Saved data entries:
┏━━

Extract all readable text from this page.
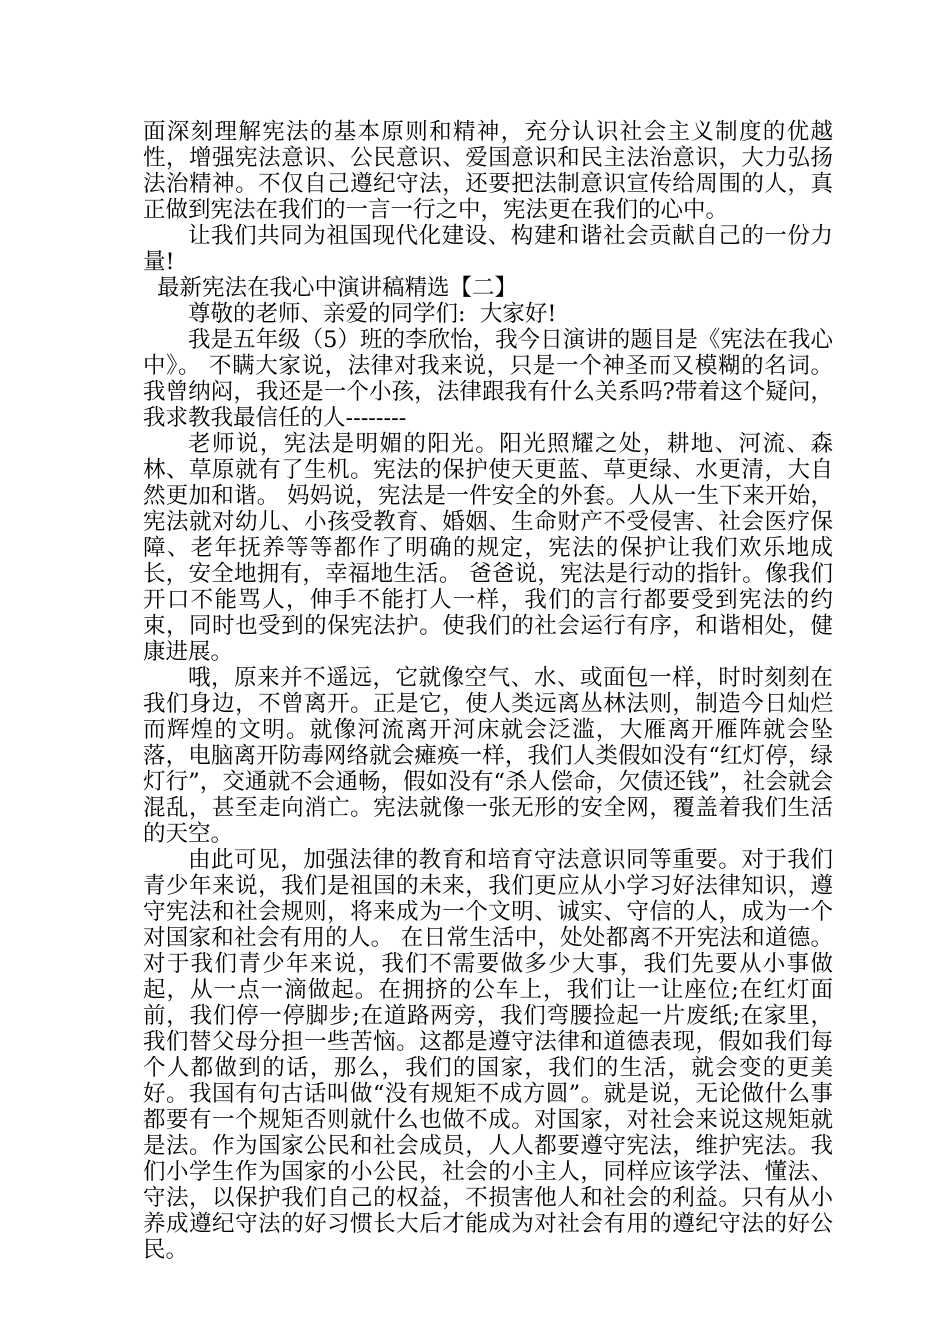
面深刻理解宪法的基本原则和精神，充分认识社会主义制度的优越性，增强宪法意识、公民意识、爱国意识和民主法治意识，大力弘扬法治精神。不仅自己遵纪守法，还要把法制意识宣传给周围的人，真正做到宪法在我们的一言一行之中，宪法更在我们的心中。

让我们共同为祖国现代化建设、构建和谐社会贡献自己的一份力量!

最新宪法在我心中演讲稿精选【二】

尊敬的老师、亲爱的同学们:  大家好!

我是五年级（5）班的李欣怡，我今日演讲的题目是《宪法在我心中》。 不瞒大家说，法律对我来说，只是一个神圣而又模糊的名词。我曾纳闷，我还是一个小孩，法律跟我有什么关系吗?带着这个疑问，我求教我最信任的人--------

老师说，宪法是明媚的阳光。阳光照耀之处，耕地、河流、森林、草原就有了生机。宪法的保护使天更蓝、草更绿、水更清，大自然更加和谐。 妈妈说，宪法是一件安全的外套。人从一生下来开始，宪法就对幼儿、小孩受教育、婚姻、生命财产不受侵害、社会医疗保障、老年抚养等等都作了明确的规定，宪法的保护让我们欢乐地成长，安全地拥有，幸福地生活。 爸爸说，宪法是行动的指针。像我们开口不能骂人，伸手不能打人一样，我们的言行都要受到宪法的约束，同时也受到的保宪法护。使我们的社会运行有序，和谐相处，健康进展。

哦，原来并不遥远，它就像空气、水、或面包一样，时时刻刻在我们身边，不曾离开。正是它，使人类远离丛林法则，制造今日灿烂而辉煌的文明。就像河流离开河床就会泛滥，大雁离开雁阵就会坠落，电脑离开防毒网络就会瘫痪一样，我们人类假如没有“红灯停，绿灯行”，交通就不会通畅，假如没有“杀人偿命，欠债还钱”，社会就会混乱，甚至走向消亡。宪法就像一张无形的安全网，覆盖着我们生活的天空。

由此可见，加强法律的教育和培育守法意识同等重要。对于我们青少年来说，我们是祖国的未来，我们更应从小学习好法律知识，遵守宪法和社会规则，将来成为一个文明、诚实、守信的人，成为一个对国家和社会有用的人。 在日常生活中，处处都离不开宪法和道德。对于我们青少年来说，我们不需要做多少大事，我们先要从小事做起，从一点一滴做起。在拥挤的公车上，我们让一让座位;在红灯面前，我们停一停脚步;在道路两旁，我们弯腰捡起一片废纸;在家里，我们替父母分担一些苦恼。这都是遵守法律和道德表现，假如我们每个人都做到的话，那么，我们的国家，我们的生活，就会变的更美好。我国有句古话叫做“没有规矩不成方圆”。就是说，无论做什么事都要有一个规矩否则就什么也做不成。对国家，对社会来说这规矩就是法。作为国家公民和社会成员，人人都要遵守宪法，维护宪法。我们小学生作为国家的小公民，社会的小主人，同样应该学法、懂法、守法，以保护我们自己的权益，不损害他人和社会的利益。只有从小养成遵纪守法的好习惯长大后才能成为对社会有用的遵纪守法的好公民。
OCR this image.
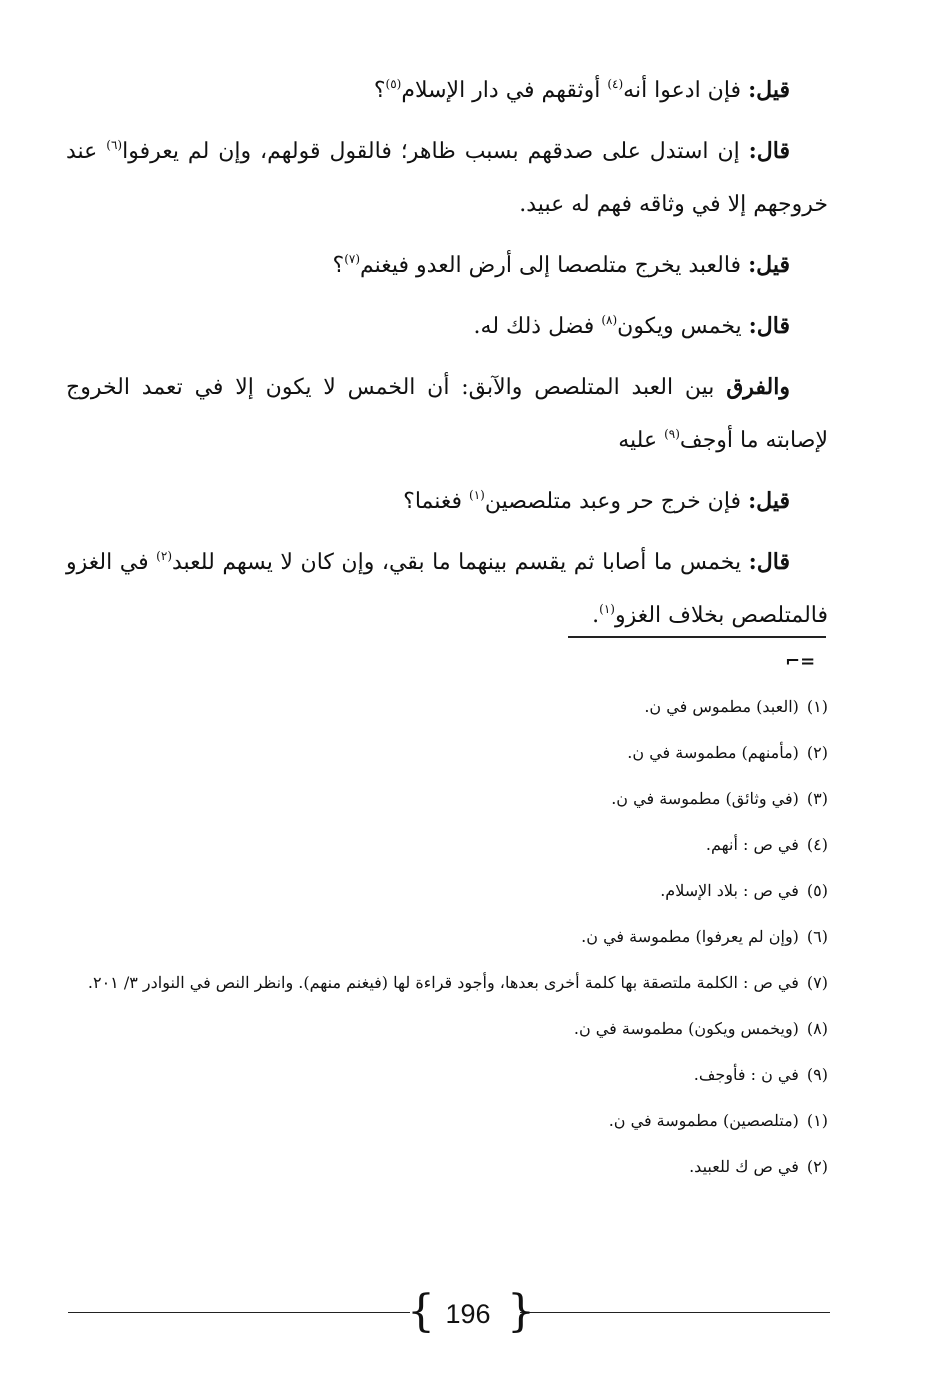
قيل: فإن ادعوا أنه$^{(٤)}$ أوثقهم في دار الإسلام$^{(٥)}$؟

قال: إن استدل على صدقهم بسبب ظاهر؛ فالقول قولهم، وإن لم يعرفوا$^{(٦)}$ عند خروجهم إلا في وثاقه فهم له عبيد.

قيل: فالعبد يخرج متلصصا إلى أرض العدو فيغنم$^{(٧)}$؟

قال: يخمس ويكون$^{(٨)}$ فضل ذلك له.

والفرق بين العبد المتلصص والآبق: أن الخمس لا يكون إلا في تعمد الخروج لإصابته ما أوجف$^{(٩)}$ عليه

قيل: فإن خرج حر وعبد متلصصين$^{(١)}$ فغنما؟

قال: يخمس ما أصابا ثم يقسم بينهما ما بقي، وإن كان لا يسهم للعبد$^{(٢)}$ في الغزو فالمتلصص بخلاف الغزو$^{(١)}$.

⌐=
(١)
(العبد) مطموس في ن.
(٢)
(مأمنهم) مطموسة في ن.
(٣)
(في وثائق) مطموسة في ن.
(٤)
في ص : أنهم.
(٥)
في ص : بلاد الإسلام.
(٦)
(وإن لم يعرفوا) مطموسة في ن.
(٧)
في ص : الكلمة ملتصقة بها كلمة أخرى بعدها، وأجود قراءة لها (فيغنم منهم). وانظر النص في النوادر ٣/ ٢٠١.
(٨)
(ويخمس ويكون) مطموسة في ن.
(٩)
في ن : فأوجف.
(١)
(متلصصين) مطموسة في ن.
(٢)
في ص ك للعبيد.
{ 196 }
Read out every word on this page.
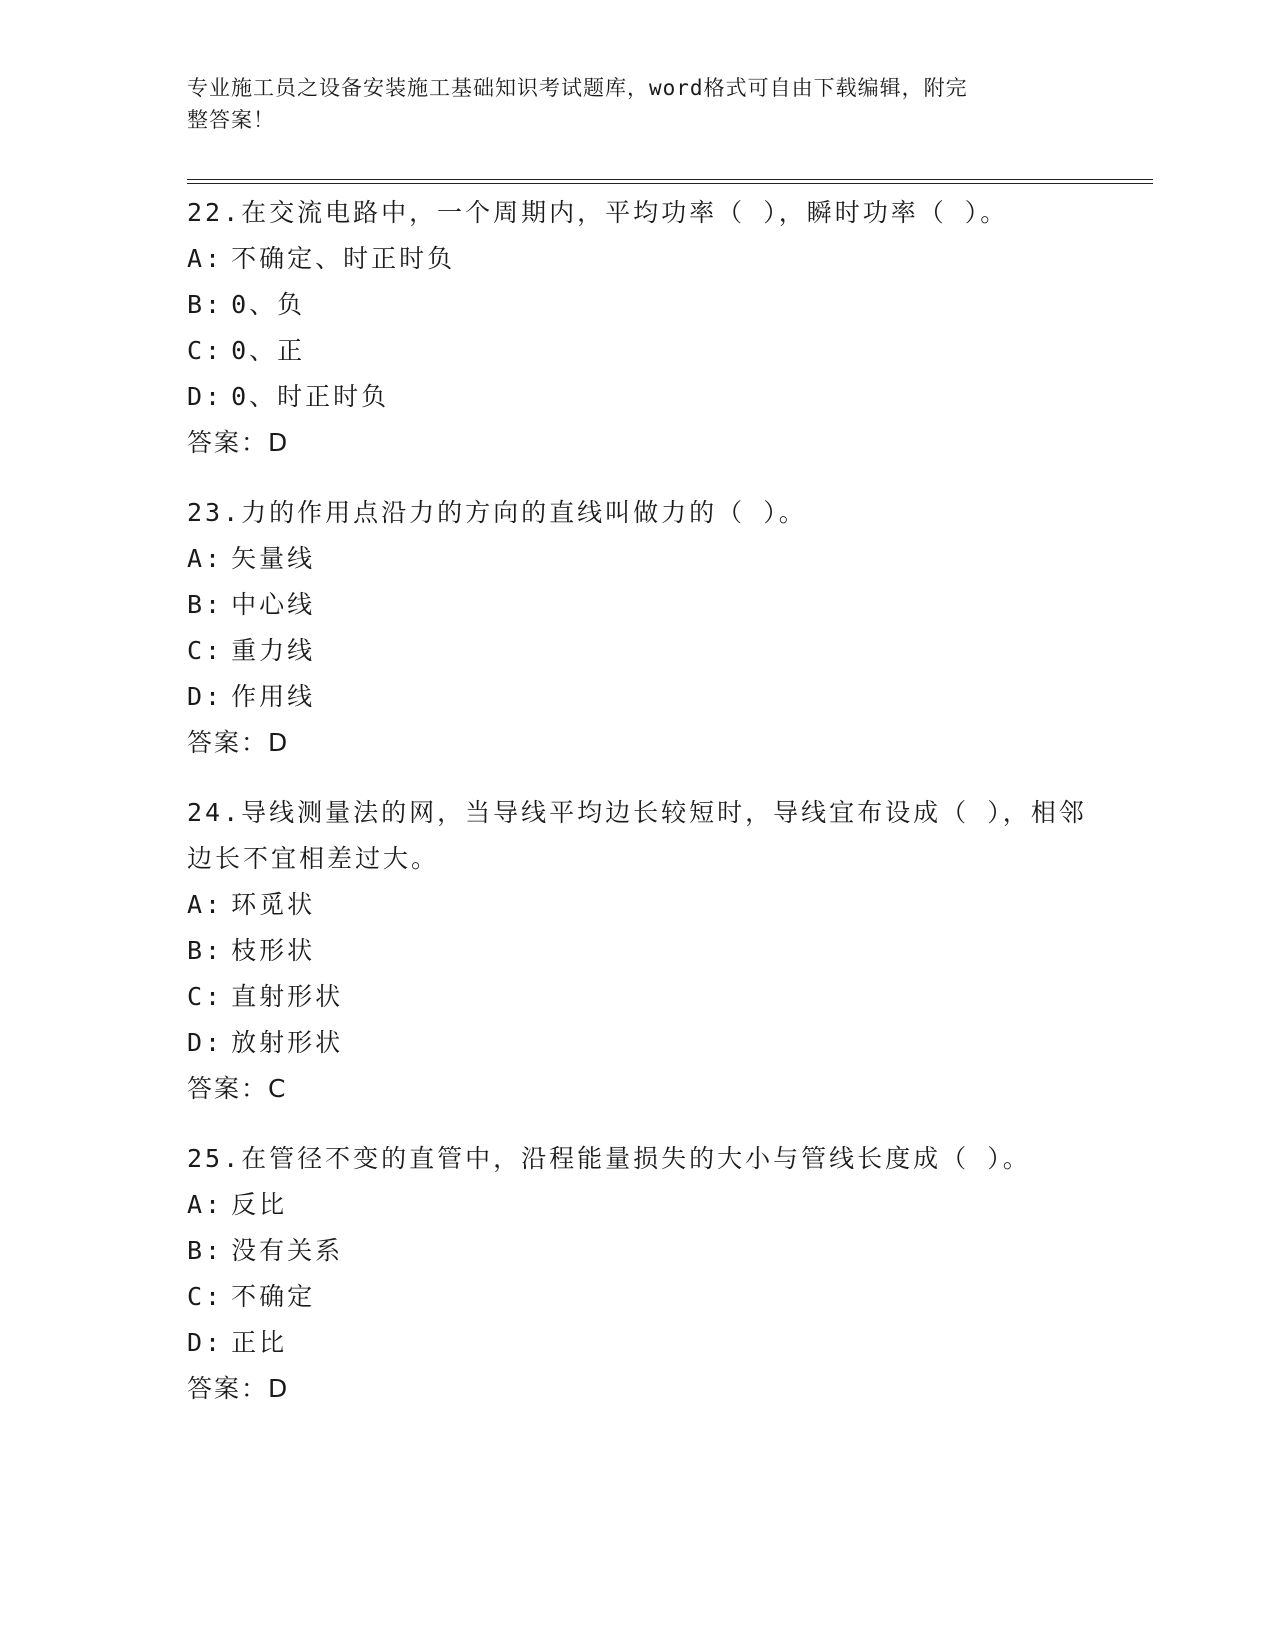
专业施工员之设备安装施工基础知识考试题库，word格式可自由下载编辑，附完
整答案！

22.在交流电路中，一个周期内，平均功率（ ），瞬时功率（ ）。

A: 不确定、时正时负

B: 0、负

C: 0、正

D: 0、时正时负

答案：D

23.力的作用点沿力的方向的直线叫做力的（ ）。

A: 矢量线

B: 中心线

C: 重力线

D: 作用线

答案：D

24.导线测量法的网，当导线平均边长较短时，导线宜布设成（ ），相邻边长不宜相差过大。

A: 环觅状

B: 枝形状

C: 直射形状

D: 放射形状

答案：C

25.在管径不变的直管中，沿程能量损失的大小与管线长度成（ ）。

A: 反比

B: 没有关系

C: 不确定

D: 正比

答案：D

┗━━

◆ YOUR INSTRUCTIONS
How many of the lines above hold the word "فيغنم"? Give only that number.

◆ ANSWER TO THE PROBLEM
2